— Exercise directions —
Find the lines holding "vapour" and copy them.

— Task input —
** start **

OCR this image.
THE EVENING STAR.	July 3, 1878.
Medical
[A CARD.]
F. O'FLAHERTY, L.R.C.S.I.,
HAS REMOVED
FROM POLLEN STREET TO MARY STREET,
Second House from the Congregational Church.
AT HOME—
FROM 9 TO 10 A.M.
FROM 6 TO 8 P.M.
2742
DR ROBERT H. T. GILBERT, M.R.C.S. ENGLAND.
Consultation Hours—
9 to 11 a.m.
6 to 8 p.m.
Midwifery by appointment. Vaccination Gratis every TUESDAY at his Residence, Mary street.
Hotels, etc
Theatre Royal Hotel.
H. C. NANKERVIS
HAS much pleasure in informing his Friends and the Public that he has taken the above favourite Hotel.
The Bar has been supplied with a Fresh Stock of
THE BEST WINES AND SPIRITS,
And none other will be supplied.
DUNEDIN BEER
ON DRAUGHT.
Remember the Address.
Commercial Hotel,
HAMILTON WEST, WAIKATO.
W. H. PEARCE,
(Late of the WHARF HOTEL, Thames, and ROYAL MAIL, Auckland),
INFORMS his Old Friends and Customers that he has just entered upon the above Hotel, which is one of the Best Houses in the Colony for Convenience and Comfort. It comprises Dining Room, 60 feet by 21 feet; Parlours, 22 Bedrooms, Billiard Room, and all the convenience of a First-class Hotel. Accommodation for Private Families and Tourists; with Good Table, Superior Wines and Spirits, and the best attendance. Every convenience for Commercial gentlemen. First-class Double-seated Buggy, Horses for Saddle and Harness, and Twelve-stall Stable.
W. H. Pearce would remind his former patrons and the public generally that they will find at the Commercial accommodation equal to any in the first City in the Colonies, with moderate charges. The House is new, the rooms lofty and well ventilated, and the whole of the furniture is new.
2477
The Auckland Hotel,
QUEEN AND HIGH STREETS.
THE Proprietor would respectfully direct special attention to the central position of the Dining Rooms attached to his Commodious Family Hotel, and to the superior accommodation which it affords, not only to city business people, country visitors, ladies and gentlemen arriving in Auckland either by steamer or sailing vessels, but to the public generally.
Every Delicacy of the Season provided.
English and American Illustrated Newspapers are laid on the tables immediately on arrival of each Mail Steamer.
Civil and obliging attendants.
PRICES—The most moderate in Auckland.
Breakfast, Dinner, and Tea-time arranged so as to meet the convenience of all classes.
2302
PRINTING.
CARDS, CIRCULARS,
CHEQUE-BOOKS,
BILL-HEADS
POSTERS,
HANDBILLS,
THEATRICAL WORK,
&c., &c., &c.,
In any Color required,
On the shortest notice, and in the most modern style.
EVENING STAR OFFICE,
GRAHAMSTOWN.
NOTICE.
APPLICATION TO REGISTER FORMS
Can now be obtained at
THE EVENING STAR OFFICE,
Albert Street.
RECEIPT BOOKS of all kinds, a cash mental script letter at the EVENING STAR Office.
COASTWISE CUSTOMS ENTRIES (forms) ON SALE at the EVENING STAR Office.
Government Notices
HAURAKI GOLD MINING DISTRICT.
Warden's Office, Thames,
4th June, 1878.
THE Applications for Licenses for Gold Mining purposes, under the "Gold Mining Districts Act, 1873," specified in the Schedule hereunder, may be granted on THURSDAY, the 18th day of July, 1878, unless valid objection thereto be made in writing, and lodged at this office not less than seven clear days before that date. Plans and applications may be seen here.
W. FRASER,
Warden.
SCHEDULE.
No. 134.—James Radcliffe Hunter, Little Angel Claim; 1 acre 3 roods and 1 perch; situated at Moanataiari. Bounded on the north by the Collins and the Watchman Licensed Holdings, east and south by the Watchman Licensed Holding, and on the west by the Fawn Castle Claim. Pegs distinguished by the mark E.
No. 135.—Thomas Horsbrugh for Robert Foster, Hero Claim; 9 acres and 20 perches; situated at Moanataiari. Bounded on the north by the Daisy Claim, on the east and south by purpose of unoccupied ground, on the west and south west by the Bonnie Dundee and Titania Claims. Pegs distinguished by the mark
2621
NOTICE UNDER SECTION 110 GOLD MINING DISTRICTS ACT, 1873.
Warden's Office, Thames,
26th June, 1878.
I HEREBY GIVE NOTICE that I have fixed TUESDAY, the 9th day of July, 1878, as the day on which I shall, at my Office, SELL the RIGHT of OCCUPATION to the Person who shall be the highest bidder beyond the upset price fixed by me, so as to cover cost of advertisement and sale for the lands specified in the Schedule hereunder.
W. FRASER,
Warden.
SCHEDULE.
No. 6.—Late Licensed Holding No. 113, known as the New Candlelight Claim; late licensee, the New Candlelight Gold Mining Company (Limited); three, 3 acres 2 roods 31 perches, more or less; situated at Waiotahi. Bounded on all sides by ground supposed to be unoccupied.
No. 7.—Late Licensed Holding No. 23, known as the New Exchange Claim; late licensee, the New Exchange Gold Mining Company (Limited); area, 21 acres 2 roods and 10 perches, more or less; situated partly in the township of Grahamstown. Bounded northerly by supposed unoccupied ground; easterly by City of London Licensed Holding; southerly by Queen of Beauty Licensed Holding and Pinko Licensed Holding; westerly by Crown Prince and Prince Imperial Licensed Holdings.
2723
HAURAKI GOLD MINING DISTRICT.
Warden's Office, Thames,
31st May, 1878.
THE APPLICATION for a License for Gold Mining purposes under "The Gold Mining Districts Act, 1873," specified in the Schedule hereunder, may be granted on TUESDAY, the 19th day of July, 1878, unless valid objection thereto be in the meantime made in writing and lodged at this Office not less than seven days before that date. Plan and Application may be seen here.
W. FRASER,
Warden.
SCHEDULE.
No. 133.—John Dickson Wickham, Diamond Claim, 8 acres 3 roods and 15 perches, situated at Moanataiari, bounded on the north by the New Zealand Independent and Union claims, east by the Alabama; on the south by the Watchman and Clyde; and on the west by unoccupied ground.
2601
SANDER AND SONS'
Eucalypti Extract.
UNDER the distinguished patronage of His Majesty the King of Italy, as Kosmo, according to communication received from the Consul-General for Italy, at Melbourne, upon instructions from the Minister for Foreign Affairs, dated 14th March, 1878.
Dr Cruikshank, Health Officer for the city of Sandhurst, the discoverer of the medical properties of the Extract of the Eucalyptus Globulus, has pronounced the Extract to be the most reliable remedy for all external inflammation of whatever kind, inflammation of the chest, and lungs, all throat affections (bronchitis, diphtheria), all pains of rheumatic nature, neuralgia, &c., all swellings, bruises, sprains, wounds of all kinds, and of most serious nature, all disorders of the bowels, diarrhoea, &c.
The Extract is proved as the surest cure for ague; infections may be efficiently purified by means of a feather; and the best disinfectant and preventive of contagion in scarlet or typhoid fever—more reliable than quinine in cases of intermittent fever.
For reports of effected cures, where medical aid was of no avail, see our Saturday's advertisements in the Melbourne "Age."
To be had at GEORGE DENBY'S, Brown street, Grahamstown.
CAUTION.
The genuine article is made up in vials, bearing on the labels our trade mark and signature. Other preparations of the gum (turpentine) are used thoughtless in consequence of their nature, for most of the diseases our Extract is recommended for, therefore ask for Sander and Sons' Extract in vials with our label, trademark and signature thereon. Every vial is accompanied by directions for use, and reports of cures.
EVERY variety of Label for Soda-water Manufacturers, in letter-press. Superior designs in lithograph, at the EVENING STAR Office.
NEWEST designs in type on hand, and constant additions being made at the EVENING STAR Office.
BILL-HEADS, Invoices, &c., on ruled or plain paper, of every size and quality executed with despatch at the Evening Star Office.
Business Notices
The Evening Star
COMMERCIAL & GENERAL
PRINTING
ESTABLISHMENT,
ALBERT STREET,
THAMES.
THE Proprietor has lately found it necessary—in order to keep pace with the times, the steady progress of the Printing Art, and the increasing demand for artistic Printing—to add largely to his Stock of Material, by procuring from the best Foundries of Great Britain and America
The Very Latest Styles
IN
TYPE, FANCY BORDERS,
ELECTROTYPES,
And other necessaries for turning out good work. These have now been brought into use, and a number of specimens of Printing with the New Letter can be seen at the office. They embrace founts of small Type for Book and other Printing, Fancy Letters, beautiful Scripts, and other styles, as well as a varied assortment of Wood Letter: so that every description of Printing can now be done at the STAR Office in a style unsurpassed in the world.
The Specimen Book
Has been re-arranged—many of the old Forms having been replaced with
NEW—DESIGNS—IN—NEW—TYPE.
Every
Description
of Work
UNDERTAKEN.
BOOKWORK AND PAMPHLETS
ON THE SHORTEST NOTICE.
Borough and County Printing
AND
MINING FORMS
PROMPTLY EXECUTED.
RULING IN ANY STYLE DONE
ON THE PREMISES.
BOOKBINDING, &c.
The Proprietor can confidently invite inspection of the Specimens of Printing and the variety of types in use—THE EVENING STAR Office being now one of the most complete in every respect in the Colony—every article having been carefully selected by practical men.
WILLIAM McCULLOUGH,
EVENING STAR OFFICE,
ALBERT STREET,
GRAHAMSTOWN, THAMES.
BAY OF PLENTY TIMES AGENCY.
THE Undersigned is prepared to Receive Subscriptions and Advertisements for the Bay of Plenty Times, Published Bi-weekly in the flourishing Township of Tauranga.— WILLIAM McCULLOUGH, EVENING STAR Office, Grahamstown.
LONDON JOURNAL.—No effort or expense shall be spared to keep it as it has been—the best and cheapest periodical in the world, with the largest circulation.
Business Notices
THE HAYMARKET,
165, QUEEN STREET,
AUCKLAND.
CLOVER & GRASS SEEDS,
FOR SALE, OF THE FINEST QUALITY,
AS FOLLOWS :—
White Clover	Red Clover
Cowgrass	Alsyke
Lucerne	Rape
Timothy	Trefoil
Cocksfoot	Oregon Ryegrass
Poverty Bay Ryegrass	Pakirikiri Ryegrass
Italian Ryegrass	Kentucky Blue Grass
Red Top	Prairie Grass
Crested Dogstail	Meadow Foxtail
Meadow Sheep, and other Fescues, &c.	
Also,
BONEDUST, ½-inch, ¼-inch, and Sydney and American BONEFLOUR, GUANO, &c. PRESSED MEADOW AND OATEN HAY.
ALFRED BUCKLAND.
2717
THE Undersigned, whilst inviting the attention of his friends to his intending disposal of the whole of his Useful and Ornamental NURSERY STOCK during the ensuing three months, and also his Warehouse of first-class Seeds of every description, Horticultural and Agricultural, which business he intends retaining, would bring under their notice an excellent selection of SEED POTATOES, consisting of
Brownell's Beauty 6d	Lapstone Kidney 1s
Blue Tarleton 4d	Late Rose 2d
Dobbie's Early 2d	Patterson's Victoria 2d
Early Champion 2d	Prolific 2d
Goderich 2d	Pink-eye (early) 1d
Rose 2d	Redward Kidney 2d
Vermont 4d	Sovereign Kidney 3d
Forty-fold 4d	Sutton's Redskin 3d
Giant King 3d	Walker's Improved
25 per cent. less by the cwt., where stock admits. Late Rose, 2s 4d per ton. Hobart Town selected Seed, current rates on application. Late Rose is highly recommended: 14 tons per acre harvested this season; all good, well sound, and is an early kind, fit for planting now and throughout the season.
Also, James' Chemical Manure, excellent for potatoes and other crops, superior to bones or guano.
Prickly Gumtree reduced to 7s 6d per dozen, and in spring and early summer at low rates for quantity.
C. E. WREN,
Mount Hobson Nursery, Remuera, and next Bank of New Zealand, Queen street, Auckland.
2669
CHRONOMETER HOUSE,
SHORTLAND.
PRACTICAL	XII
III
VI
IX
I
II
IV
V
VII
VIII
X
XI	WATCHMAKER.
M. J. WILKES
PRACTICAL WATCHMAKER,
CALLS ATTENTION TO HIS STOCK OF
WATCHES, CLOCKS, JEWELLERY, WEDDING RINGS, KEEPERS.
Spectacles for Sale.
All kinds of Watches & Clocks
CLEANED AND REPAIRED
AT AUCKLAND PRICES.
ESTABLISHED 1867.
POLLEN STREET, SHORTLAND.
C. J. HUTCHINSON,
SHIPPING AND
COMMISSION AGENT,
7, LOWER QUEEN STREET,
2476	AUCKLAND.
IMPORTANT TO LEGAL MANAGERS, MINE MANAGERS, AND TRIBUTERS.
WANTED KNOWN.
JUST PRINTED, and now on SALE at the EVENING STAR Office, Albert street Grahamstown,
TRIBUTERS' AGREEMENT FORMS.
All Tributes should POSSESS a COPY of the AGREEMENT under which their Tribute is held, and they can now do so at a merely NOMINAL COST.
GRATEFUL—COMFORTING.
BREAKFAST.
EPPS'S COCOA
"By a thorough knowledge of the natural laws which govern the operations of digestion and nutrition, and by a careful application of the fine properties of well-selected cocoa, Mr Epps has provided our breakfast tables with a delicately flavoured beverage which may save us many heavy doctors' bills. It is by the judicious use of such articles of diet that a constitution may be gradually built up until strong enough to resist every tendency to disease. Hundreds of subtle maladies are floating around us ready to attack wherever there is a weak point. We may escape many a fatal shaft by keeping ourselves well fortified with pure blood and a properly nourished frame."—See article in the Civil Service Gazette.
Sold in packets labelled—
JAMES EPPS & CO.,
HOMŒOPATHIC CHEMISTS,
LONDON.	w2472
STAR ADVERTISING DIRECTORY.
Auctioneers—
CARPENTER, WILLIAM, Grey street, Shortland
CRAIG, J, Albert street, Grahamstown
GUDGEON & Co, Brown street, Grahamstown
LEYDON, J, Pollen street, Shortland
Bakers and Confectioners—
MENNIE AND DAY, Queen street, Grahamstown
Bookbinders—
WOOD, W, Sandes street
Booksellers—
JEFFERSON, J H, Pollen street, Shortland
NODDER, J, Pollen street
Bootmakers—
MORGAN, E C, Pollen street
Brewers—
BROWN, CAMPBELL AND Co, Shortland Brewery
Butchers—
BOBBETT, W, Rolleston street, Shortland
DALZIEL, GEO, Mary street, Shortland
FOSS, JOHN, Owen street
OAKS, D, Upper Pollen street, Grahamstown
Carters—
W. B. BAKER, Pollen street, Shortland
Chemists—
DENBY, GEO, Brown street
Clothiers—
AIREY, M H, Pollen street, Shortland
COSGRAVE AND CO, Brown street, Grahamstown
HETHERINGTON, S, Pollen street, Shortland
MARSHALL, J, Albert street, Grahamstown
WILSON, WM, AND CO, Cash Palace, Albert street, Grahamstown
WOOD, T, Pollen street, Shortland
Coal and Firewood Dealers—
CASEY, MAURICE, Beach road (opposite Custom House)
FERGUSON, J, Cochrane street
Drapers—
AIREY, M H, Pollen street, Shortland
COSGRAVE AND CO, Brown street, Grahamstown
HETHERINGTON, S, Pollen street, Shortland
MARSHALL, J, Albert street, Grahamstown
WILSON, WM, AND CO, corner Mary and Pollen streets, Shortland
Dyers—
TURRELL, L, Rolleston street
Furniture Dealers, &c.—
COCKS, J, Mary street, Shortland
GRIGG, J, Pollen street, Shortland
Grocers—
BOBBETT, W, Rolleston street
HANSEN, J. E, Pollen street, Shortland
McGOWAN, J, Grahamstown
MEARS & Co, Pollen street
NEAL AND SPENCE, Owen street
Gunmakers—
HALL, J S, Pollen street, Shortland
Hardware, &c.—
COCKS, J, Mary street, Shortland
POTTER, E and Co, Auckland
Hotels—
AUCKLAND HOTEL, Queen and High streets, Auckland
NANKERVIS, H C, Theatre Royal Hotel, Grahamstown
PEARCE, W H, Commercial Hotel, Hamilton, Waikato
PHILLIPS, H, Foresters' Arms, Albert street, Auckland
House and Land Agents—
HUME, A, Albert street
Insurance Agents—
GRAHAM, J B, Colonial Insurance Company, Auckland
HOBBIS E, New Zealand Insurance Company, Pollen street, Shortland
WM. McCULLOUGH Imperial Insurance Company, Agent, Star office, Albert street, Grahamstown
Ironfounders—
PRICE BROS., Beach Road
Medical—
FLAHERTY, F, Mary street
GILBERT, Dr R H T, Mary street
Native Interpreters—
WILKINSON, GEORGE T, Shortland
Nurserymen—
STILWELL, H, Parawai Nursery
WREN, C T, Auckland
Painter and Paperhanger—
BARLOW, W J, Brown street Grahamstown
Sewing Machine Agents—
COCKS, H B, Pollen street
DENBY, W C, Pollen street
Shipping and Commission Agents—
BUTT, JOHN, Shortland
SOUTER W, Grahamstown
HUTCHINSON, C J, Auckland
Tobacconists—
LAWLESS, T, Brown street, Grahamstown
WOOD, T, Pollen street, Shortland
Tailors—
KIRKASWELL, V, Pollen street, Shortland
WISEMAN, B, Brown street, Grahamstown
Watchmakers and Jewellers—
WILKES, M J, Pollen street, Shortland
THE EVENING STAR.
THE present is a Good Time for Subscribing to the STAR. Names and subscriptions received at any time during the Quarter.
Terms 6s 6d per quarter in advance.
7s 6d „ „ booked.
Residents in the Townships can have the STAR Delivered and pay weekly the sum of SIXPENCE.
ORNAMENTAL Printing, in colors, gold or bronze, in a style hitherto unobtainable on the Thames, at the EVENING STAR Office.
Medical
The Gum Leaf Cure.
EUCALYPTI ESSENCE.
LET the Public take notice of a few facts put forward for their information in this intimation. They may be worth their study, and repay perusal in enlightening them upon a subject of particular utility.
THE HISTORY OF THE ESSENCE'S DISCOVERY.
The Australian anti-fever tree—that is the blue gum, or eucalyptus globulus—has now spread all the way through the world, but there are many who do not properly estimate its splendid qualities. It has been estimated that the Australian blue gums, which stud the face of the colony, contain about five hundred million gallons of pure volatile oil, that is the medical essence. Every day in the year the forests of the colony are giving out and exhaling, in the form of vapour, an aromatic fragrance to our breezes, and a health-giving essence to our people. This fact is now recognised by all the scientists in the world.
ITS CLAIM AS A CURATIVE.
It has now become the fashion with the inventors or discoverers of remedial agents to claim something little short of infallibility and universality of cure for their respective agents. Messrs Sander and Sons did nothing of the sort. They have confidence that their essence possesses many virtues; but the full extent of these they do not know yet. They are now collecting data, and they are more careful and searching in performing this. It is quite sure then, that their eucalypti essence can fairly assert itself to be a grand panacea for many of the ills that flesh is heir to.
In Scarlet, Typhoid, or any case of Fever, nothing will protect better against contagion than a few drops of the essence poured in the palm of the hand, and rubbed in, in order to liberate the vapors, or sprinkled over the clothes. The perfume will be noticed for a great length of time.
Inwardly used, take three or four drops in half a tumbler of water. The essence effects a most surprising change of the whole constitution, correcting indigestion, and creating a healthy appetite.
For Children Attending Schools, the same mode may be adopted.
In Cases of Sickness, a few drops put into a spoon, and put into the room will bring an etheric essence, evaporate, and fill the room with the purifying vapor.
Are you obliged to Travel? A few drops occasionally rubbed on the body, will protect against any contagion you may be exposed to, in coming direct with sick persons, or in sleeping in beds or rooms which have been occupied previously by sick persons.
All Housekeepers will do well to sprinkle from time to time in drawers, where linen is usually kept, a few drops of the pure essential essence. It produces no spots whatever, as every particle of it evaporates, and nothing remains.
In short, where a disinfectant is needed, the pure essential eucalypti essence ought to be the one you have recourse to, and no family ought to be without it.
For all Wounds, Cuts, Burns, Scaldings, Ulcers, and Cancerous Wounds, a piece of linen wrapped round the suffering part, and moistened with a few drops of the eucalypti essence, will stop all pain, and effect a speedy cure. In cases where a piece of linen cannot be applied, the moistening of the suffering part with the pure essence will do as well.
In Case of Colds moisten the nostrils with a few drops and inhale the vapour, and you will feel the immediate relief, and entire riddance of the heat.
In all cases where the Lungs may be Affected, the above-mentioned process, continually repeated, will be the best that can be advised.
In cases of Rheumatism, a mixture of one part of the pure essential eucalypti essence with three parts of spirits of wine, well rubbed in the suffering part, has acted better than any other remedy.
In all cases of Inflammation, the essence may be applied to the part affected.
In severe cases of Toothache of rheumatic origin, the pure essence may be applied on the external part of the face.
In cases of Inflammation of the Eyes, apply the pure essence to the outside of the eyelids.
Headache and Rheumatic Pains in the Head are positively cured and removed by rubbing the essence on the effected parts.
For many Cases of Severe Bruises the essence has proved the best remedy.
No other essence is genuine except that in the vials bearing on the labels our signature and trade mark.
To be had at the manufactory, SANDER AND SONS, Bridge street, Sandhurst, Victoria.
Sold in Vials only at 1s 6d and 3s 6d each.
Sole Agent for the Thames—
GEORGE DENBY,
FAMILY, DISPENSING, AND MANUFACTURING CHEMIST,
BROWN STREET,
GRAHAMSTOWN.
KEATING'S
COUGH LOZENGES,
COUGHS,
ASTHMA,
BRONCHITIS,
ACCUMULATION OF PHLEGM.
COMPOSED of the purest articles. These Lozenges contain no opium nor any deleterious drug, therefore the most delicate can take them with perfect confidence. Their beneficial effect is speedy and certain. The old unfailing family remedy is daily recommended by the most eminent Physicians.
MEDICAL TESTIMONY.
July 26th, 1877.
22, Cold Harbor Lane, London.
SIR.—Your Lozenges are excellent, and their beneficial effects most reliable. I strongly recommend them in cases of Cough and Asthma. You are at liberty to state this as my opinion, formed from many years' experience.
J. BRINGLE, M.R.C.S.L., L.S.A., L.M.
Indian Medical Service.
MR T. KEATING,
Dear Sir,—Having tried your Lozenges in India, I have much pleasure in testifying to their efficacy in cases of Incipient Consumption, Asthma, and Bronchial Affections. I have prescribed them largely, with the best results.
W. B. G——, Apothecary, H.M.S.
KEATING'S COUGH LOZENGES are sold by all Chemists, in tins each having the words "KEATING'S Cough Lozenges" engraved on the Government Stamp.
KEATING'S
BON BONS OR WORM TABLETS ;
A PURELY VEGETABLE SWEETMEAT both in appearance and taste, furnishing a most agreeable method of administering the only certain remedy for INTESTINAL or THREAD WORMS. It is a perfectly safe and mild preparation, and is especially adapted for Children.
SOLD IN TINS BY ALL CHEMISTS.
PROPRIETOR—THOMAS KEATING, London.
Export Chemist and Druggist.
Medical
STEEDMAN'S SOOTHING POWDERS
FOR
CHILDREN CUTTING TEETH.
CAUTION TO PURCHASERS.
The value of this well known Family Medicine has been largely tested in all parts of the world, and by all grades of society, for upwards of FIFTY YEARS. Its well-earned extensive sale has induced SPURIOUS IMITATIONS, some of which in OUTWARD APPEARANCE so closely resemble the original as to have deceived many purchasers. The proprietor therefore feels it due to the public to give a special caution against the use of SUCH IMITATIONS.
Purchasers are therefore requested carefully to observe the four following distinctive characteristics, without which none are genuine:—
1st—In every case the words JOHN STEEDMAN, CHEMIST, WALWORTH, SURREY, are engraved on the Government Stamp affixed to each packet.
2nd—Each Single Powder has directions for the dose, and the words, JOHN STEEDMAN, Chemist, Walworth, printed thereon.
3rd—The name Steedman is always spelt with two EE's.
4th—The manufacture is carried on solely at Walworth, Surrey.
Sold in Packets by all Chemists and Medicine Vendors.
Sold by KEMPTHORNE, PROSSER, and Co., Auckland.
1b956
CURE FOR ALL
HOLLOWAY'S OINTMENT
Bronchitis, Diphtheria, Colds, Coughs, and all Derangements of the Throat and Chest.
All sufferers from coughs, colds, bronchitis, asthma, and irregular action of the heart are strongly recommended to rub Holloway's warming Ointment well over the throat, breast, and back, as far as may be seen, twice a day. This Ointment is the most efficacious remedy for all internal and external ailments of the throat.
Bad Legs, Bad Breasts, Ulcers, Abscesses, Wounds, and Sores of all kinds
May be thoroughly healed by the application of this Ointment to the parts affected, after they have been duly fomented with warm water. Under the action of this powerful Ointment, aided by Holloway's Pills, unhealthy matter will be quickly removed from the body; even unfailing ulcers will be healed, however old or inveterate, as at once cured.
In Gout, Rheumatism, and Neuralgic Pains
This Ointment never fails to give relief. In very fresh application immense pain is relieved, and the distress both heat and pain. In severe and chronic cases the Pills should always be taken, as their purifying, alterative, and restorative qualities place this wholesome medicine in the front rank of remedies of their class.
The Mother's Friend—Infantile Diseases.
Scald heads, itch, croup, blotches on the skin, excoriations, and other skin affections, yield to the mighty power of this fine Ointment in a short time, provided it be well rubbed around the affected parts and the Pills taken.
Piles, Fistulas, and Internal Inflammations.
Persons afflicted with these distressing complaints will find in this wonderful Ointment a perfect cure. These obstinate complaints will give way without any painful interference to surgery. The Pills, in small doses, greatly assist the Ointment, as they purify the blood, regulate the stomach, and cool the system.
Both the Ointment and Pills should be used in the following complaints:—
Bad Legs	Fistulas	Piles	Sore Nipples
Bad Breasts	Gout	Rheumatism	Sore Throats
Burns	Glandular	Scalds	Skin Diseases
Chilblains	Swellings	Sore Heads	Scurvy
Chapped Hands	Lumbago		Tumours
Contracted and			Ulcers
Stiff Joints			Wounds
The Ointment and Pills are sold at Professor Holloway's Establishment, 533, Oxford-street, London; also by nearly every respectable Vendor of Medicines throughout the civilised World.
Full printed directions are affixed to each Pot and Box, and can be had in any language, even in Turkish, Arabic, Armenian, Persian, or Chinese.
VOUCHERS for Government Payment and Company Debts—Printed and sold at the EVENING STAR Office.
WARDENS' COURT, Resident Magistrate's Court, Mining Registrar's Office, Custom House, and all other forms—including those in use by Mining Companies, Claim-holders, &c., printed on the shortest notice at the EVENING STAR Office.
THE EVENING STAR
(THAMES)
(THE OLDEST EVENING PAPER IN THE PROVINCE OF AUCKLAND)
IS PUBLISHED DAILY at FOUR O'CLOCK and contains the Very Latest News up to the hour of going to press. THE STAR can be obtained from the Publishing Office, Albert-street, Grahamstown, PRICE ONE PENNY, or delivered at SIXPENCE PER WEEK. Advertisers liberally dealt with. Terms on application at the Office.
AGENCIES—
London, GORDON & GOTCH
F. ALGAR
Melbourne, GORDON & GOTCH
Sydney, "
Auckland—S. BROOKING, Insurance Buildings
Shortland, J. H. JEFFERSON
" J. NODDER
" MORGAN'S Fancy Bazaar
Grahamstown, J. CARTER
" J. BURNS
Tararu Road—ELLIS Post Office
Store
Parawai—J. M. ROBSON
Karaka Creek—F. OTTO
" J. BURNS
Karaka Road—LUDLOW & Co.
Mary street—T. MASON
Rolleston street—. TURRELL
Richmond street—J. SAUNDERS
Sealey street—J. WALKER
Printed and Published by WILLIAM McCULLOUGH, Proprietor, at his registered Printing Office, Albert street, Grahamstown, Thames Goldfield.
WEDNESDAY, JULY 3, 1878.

** end **

— In response —
The Australian anti-fever tree—that is the blue gum, or eucalyptus globulus—has now spread all the way through the world, but there are many who do not properly estimate its splendid qualities. It has been estimated that the Australian blue gums, which stud the face of the colony, contain about five hundred million gallons of pure volatile oil, that is the medical essence. Every day in the year the forests of the colony are giving out and exhaling, in the form of vapour, an aromatic fragrance to our breezes, and a health-giving essence to our people. This fact is now recognised by all the scientists in the world.
In Case of Colds moisten the nostrils with a few drops and inhale the vapour, and you will feel the immediate relief, and entire riddance of the heat.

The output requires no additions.